WHAT THE TASK ASKS - Pictures aside, quote the whole listing exactly.

Figure record extracts -
○ ○ ○

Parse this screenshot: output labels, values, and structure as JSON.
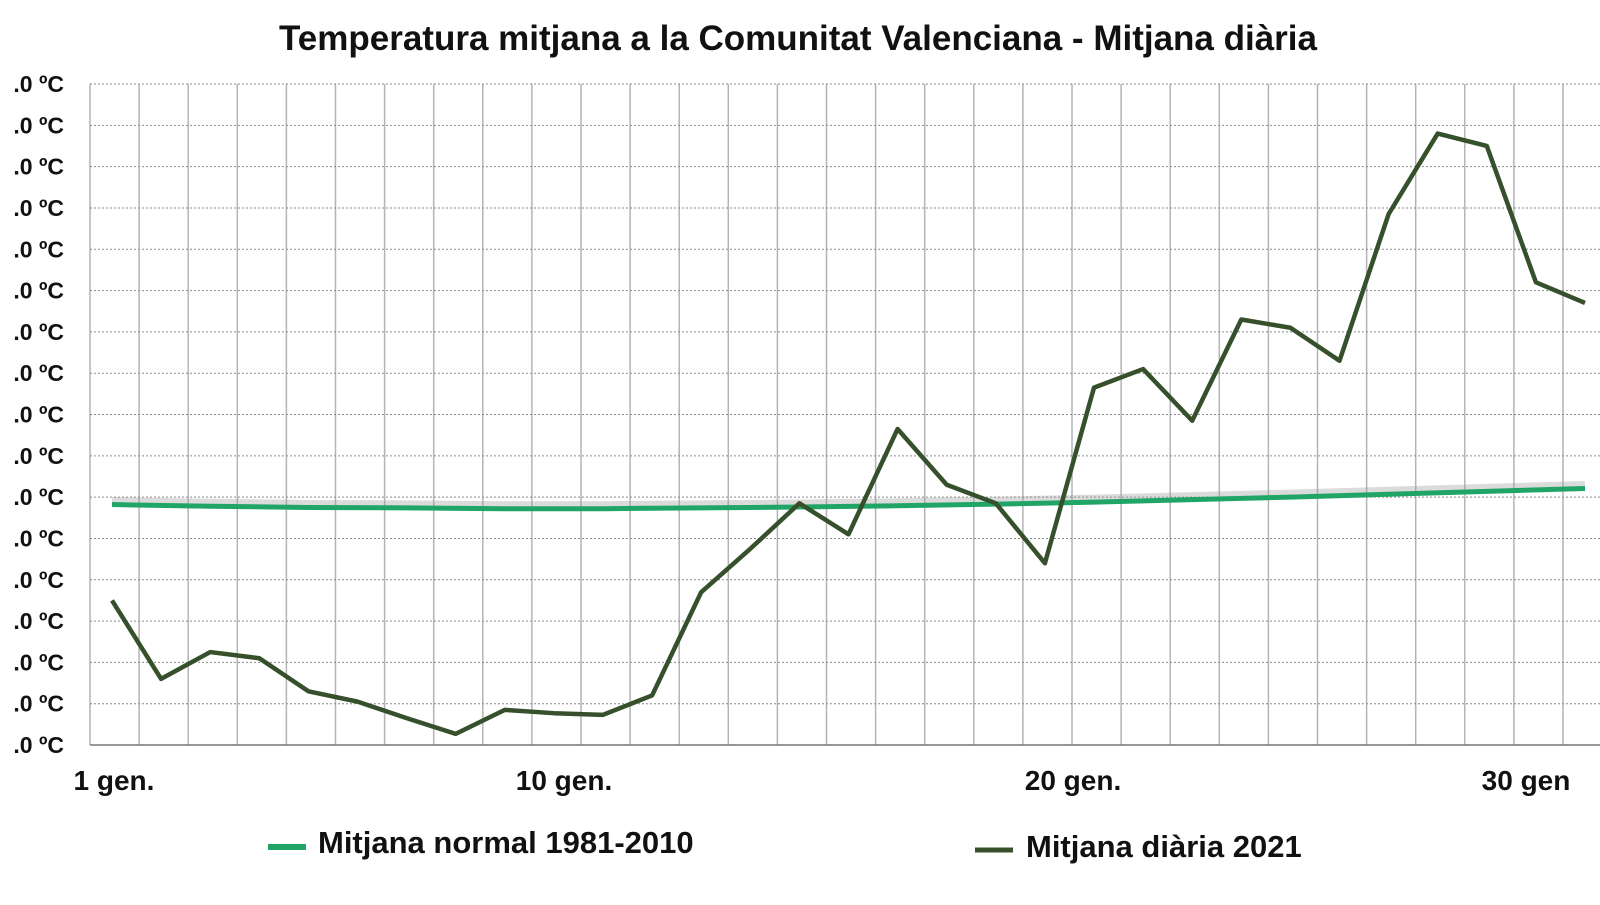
{
  "chart_data": {
    "type": "line",
    "title": "Temperatura mitjana a la Comunitat Valenciana - Mitjana diària",
    "xlabel": "",
    "ylabel": "",
    "y_tick_labels": [
      ".0 ºC",
      ".0 ºC",
      ".0 ºC",
      ".0 ºC",
      ".0 ºC",
      ".0 ºC",
      ".0 ºC",
      ".0 ºC",
      ".0 ºC",
      ".0 ºC",
      ".0 ºC",
      ".0 ºC",
      ".0 ºC",
      ".0 ºC",
      ".0 ºC",
      ".0 ºC",
      ".0 ºC"
    ],
    "y_levels": 17,
    "x_tick_labels": [
      {
        "day": 1,
        "label": "1 gen."
      },
      {
        "day": 10,
        "label": "10 gen."
      },
      {
        "day": 20,
        "label": "20 gen."
      },
      {
        "day": 30,
        "label": "30 gen"
      }
    ],
    "xlim": [
      0.5,
      31
    ],
    "grid": true,
    "legend_position": "bottom",
    "series": [
      {
        "name": "Mitjana normal 1981-2010",
        "color": "#21a567",
        "x": [
          1,
          3,
          5,
          7,
          9,
          11,
          13,
          15,
          17,
          19,
          21,
          23,
          25,
          27,
          29,
          31
        ],
        "values": [
          5.82,
          5.78,
          5.75,
          5.74,
          5.72,
          5.72,
          5.74,
          5.76,
          5.79,
          5.83,
          5.88,
          5.94,
          6.0,
          6.07,
          6.14,
          6.21
        ]
      },
      {
        "name": "Mitjana diària 2021",
        "color": "#36502c",
        "x": [
          1,
          2,
          3,
          4,
          5,
          6,
          7,
          8,
          9,
          10,
          11,
          12,
          13,
          14,
          15,
          16,
          17,
          18,
          19,
          20,
          21,
          22,
          23,
          24,
          25,
          26,
          27,
          28,
          29,
          30,
          31
        ],
        "values": [
          3.5,
          1.6,
          2.25,
          2.1,
          1.3,
          1.05,
          0.65,
          0.27,
          0.85,
          0.77,
          0.73,
          1.2,
          3.7,
          4.75,
          5.85,
          5.1,
          7.65,
          6.3,
          5.85,
          4.4,
          8.65,
          9.1,
          7.85,
          10.3,
          10.1,
          9.3,
          12.85,
          14.8,
          14.5,
          11.2,
          10.7
        ]
      }
    ]
  }
}
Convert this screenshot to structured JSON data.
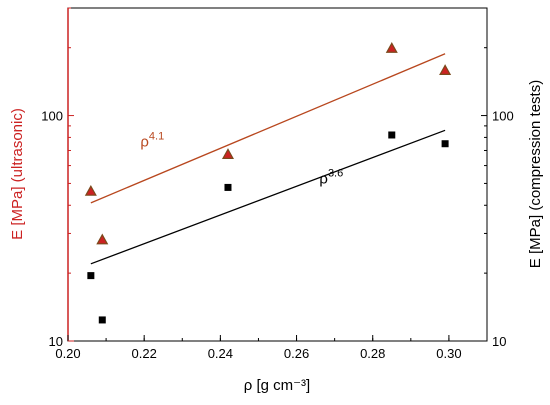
{
  "chart_data": {
    "type": "scatter",
    "x_axis": {
      "label": "ρ [g cm⁻³]",
      "range": [
        0.2,
        0.31
      ],
      "ticks": [
        0.2,
        0.22,
        0.24,
        0.26,
        0.28,
        0.3
      ],
      "tick_labels": [
        "0.20",
        "0.22",
        "0.24",
        "0.26",
        "0.28",
        "0.30"
      ]
    },
    "y_axis_left": {
      "label": "E [MPa] (ultrasonic)",
      "scale": "log",
      "range": [
        10,
        300
      ],
      "ticks": [
        10,
        100
      ],
      "tick_labels": [
        "10",
        "100"
      ],
      "color": "#cc2222"
    },
    "y_axis_right": {
      "label": "E [MPa] (compression tests)",
      "scale": "log",
      "range": [
        10,
        300
      ],
      "ticks": [
        10,
        100
      ],
      "tick_labels": [
        "10",
        "100"
      ],
      "color": "#000000"
    },
    "series": [
      {
        "marker": "triangle",
        "axis": "left",
        "color": "#cc2222",
        "edge_color": "#7a4a1c",
        "points": [
          [
            0.206,
            46
          ],
          [
            0.209,
            28
          ],
          [
            0.242,
            67
          ],
          [
            0.285,
            198
          ],
          [
            0.299,
            158
          ]
        ]
      },
      {
        "marker": "square",
        "axis": "right",
        "color": "#000000",
        "points": [
          [
            0.206,
            19.5
          ],
          [
            0.209,
            12.4
          ],
          [
            0.242,
            48
          ],
          [
            0.285,
            82
          ],
          [
            0.299,
            75
          ]
        ]
      }
    ],
    "fits": [
      {
        "axis": "left",
        "color": "#b8471e",
        "x_range": [
          0.206,
          0.299
        ],
        "y_range": [
          41,
          188
        ],
        "label_base": "ρ",
        "label_exp": "4.1",
        "label_pos": [
          0.219,
          73
        ]
      },
      {
        "axis": "right",
        "color": "#000000",
        "x_range": [
          0.206,
          0.299
        ],
        "y_range": [
          22,
          86
        ],
        "label_base": "ρ",
        "label_exp": "3.6",
        "label_pos": [
          0.266,
          50
        ]
      }
    ]
  }
}
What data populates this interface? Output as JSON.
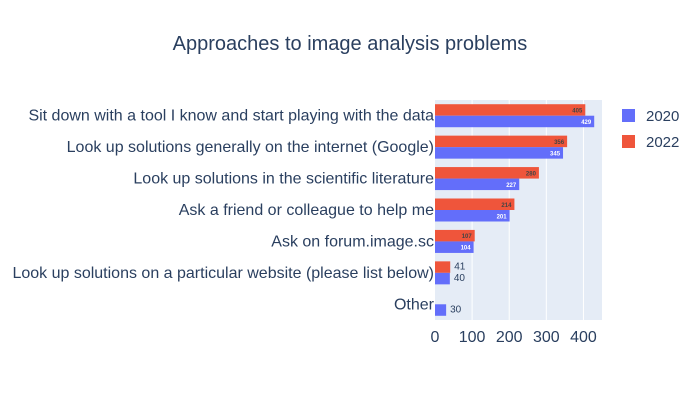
{
  "chart_data": {
    "type": "bar",
    "orientation": "horizontal",
    "title": "Approaches to image analysis problems",
    "xlabel": "",
    "ylabel": "",
    "categories": [
      "Sit down with a tool I know and start playing with the data",
      "Look up solutions generally on the internet (Google)",
      "Look up solutions in the scientific literature",
      "Ask a friend or colleague to help me",
      "Ask on forum.image.sc",
      "Look up solutions on a particular website (please list below)",
      "Other"
    ],
    "series": [
      {
        "name": "2020",
        "color": "#636efa",
        "values": [
          429,
          345,
          227,
          201,
          104,
          40,
          30
        ]
      },
      {
        "name": "2022",
        "color": "#ef553b",
        "values": [
          405,
          356,
          280,
          214,
          107,
          41,
          null
        ]
      }
    ],
    "xlim": [
      0,
      450
    ],
    "xticks": [
      0,
      100,
      200,
      300,
      400
    ],
    "grid": true,
    "legend_position": "top-right",
    "plot_background": "#e5ecf6"
  }
}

○ ○ ○

COMPLETE OUTPUT -
Parse this screenshot: output labels, values, and structure as JSON.
{
  "chart_data": {
    "type": "line",
    "title": "Temperatura mitjana a la Comunitat Valenciana - Mitjana diària",
    "xlabel": "",
    "ylabel": "",
    "y_tick_labels": [
      ".0 ºC",
      ".0 ºC",
      ".0 ºC",
      ".0 ºC",
      ".0 ºC",
      ".0 ºC",
      ".0 ºC",
      ".0 ºC",
      ".0 ºC",
      ".0 ºC",
      ".0 ºC",
      ".0 ºC",
      ".0 ºC",
      ".0 ºC",
      ".0 ºC",
      ".0 ºC",
      ".0 ºC"
    ],
    "y_levels": 17,
    "x_tick_labels": [
      {
        "day": 1,
        "label": "1 gen."
      },
      {
        "day": 10,
        "label": "10 gen."
      },
      {
        "day": 20,
        "label": "20 gen."
      },
      {
        "day": 30,
        "label": "30 gen"
      }
    ],
    "xlim": [
      0.5,
      31
    ],
    "grid": true,
    "legend_position": "bottom",
    "series": [
      {
        "name": "Mitjana normal 1981-2010",
        "color": "#21a567",
        "x": [
          1,
          3,
          5,
          7,
          9,
          11,
          13,
          15,
          17,
          19,
          21,
          23,
          25,
          27,
          29,
          31
        ],
        "values": [
          5.82,
          5.78,
          5.75,
          5.74,
          5.72,
          5.72,
          5.74,
          5.76,
          5.79,
          5.83,
          5.88,
          5.94,
          6.0,
          6.07,
          6.14,
          6.21
        ]
      },
      {
        "name": "Mitjana diària 2021",
        "color": "#36502c",
        "x": [
          1,
          2,
          3,
          4,
          5,
          6,
          7,
          8,
          9,
          10,
          11,
          12,
          13,
          14,
          15,
          16,
          17,
          18,
          19,
          20,
          21,
          22,
          23,
          24,
          25,
          26,
          27,
          28,
          29,
          30,
          31
        ],
        "values": [
          3.5,
          1.6,
          2.25,
          2.1,
          1.3,
          1.05,
          0.65,
          0.27,
          0.85,
          0.77,
          0.73,
          1.2,
          3.7,
          4.75,
          5.85,
          5.1,
          7.65,
          6.3,
          5.85,
          4.4,
          8.65,
          9.1,
          7.85,
          10.3,
          10.1,
          9.3,
          12.85,
          14.8,
          14.5,
          11.2,
          10.7
        ]
      }
    ]
  }
}
Convert this screenshot to structured JSON data.
{
  "chart_data": {
    "type": "scatter",
    "x_axis": {
      "label": "ρ [g cm⁻³]",
      "range": [
        0.2,
        0.31
      ],
      "ticks": [
        0.2,
        0.22,
        0.24,
        0.26,
        0.28,
        0.3
      ],
      "tick_labels": [
        "0.20",
        "0.22",
        "0.24",
        "0.26",
        "0.28",
        "0.30"
      ]
    },
    "y_axis_left": {
      "label": "E [MPa] (ultrasonic)",
      "scale": "log",
      "range": [
        10,
        300
      ],
      "ticks": [
        10,
        100
      ],
      "tick_labels": [
        "10",
        "100"
      ],
      "color": "#cc2222"
    },
    "y_axis_right": {
      "label": "E [MPa] (compression tests)",
      "scale": "log",
      "range": [
        10,
        300
      ],
      "ticks": [
        10,
        100
      ],
      "tick_labels": [
        "10",
        "100"
      ],
      "color": "#000000"
    },
    "series": [
      {
        "marker": "triangle",
        "axis": "left",
        "color": "#cc2222",
        "edge_color": "#7a4a1c",
        "points": [
          [
            0.206,
            46
          ],
          [
            0.209,
            28
          ],
          [
            0.242,
            67
          ],
          [
            0.285,
            198
          ],
          [
            0.299,
            158
          ]
        ]
      },
      {
        "marker": "square",
        "axis": "right",
        "color": "#000000",
        "points": [
          [
            0.206,
            19.5
          ],
          [
            0.209,
            12.4
          ],
          [
            0.242,
            48
          ],
          [
            0.285,
            82
          ],
          [
            0.299,
            75
          ]
        ]
      }
    ],
    "fits": [
      {
        "axis": "left",
        "color": "#b8471e",
        "x_range": [
          0.206,
          0.299
        ],
        "y_range": [
          41,
          188
        ],
        "label_base": "ρ",
        "label_exp": "4.1",
        "label_pos": [
          0.219,
          73
        ]
      },
      {
        "axis": "right",
        "color": "#000000",
        "x_range": [
          0.206,
          0.299
        ],
        "y_range": [
          22,
          86
        ],
        "label_base": "ρ",
        "label_exp": "3.6",
        "label_pos": [
          0.266,
          50
        ]
      }
    ]
  }
}
What data populates this interface? Output as JSON.
{
  "chart_data": {
    "type": "bar",
    "orientation": "horizontal",
    "title": "Approaches to image analysis problems",
    "xlabel": "",
    "ylabel": "",
    "categories": [
      "Sit down with a tool I know and start playing with the data",
      "Look up solutions generally on the internet (Google)",
      "Look up solutions in the scientific literature",
      "Ask a friend or colleague to help me",
      "Ask on forum.image.sc",
      "Look up solutions on a particular website (please list below)",
      "Other"
    ],
    "series": [
      {
        "name": "2020",
        "color": "#636efa",
        "values": [
          429,
          345,
          227,
          201,
          104,
          40,
          30
        ]
      },
      {
        "name": "2022",
        "color": "#ef553b",
        "values": [
          405,
          356,
          280,
          214,
          107,
          41,
          null
        ]
      }
    ],
    "xlim": [
      0,
      450
    ],
    "xticks": [
      0,
      100,
      200,
      300,
      400
    ],
    "grid": true,
    "legend_position": "top-right",
    "plot_background": "#e5ecf6"
  }
}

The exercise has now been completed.